Task details: Each entry must be reproduced precisely as it stands.

Records for this exercise:

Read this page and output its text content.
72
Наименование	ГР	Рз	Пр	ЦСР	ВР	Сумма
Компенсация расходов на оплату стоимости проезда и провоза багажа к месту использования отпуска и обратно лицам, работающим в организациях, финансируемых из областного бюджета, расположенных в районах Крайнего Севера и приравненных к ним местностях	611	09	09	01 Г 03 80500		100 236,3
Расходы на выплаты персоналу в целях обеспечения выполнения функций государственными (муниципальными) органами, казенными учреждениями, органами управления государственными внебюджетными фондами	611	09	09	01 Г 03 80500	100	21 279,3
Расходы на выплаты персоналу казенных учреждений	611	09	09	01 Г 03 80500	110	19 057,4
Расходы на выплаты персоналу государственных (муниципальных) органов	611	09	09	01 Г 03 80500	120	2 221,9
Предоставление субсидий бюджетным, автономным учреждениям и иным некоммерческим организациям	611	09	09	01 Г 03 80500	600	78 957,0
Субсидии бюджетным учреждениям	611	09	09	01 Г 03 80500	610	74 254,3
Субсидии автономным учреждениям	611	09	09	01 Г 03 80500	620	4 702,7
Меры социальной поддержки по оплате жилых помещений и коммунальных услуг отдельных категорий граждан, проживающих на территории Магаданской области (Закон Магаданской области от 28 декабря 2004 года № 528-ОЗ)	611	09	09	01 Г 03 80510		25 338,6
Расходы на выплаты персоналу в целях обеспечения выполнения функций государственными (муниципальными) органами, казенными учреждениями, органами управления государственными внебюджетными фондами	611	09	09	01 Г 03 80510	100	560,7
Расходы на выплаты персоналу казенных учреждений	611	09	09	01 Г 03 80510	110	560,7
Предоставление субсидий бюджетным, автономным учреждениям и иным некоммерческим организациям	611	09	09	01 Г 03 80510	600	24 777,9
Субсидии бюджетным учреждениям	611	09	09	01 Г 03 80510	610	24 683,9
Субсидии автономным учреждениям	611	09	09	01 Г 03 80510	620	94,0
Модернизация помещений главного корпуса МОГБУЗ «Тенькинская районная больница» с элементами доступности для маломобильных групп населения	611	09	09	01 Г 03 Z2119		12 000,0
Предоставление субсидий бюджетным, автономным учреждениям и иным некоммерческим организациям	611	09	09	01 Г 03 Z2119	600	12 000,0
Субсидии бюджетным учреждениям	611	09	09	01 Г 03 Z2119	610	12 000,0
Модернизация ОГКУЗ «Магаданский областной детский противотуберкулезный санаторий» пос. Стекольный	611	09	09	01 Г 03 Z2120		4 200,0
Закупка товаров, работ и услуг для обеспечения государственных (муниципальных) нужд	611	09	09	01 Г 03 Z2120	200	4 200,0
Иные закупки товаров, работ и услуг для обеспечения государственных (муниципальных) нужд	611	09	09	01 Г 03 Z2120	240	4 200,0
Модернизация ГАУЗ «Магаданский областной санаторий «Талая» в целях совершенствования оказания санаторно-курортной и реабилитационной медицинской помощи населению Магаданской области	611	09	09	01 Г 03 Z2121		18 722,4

Result of this task:
Read this page and output its text content.
72
Наименование	ГР	Рз	Пр	ЦСР	ВР	Сумма
Компенсация расходов на оплату стоимости проезда и провоза багажа к месту использования отпуска и обратно лицам, работающим в организациях, финансируемых из областного бюджета, расположенных в районах Крайнего Севера и приравненных к ним местностях	611	09	09	01 Г 03 80500		100 236,3
Расходы на выплаты персоналу в целях обеспечения выполнения функций государственными (муниципальными) органами, казенными учреждениями, органами управления государственными внебюджетными фондами	611	09	09	01 Г 03 80500	100	21 279,3
Расходы на выплаты персоналу казенных учреждений	611	09	09	01 Г 03 80500	110	19 057,4
Расходы на выплаты персоналу государственных (муниципальных) органов	611	09	09	01 Г 03 80500	120	2 221,9
Предоставление субсидий бюджетным, автономным учреждениям и иным некоммерческим организациям	611	09	09	01 Г 03 80500	600	78 957,0
Субсидии бюджетным учреждениям	611	09	09	01 Г 03 80500	610	74 254,3
Субсидии автономным учреждениям	611	09	09	01 Г 03 80500	620	4 702,7
Меры социальной поддержки по оплате жилых помещений и коммунальных услуг отдельных категорий граждан, проживающих на территории Магаданской области (Закон Магаданской области от 28 декабря 2004 года № 528-ОЗ)	611	09	09	01 Г 03 80510		25 338,6
Расходы на выплаты персоналу в целях обеспечения выполнения функций государственными (муниципальными) органами, казенными учреждениями, органами управления государственными внебюджетными фондами	611	09	09	01 Г 03 80510	100	560,7
Расходы на выплаты персоналу казенных учреждений	611	09	09	01 Г 03 80510	110	560,7
Предоставление субсидий бюджетным, автономным учреждениям и иным некоммерческим организациям	611	09	09	01 Г 03 80510	600	24 777,9
Субсидии бюджетным учреждениям	611	09	09	01 Г 03 80510	610	24 683,9
Субсидии автономным учреждениям	611	09	09	01 Г 03 80510	620	94,0
Модернизация помещений главного корпуса МОГБУЗ «Тенькинская районная больница» с элементами доступности для маломобильных групп населения	611	09	09	01 Г 03 Z2119		12 000,0
Предоставление субсидий бюджетным, автономным учреждениям и иным некоммерческим организациям	611	09	09	01 Г 03 Z2119	600	12 000,0
Субсидии бюджетным учреждениям	611	09	09	01 Г 03 Z2119	610	12 000,0
Модернизация ОГКУЗ «Магаданский областной детский противотуберкулезный санаторий» пос. Стекольный	611	09	09	01 Г 03 Z2120		4 200,0
Закупка товаров, работ и услуг для обеспечения государственных (муниципальных) нужд	611	09	09	01 Г 03 Z2120	200	4 200,0
Иные закупки товаров, работ и услуг для обеспечения государственных (муниципальных) нужд	611	09	09	01 Г 03 Z2120	240	4 200,0
Модернизация ГАУЗ «Магаданский областной санаторий «Талая» в целях совершенствования оказания санаторно-курортной и реабилитационной медицинской помощи населению Магаданской области	611	09	09	01 Г 03 Z2121		18 722,4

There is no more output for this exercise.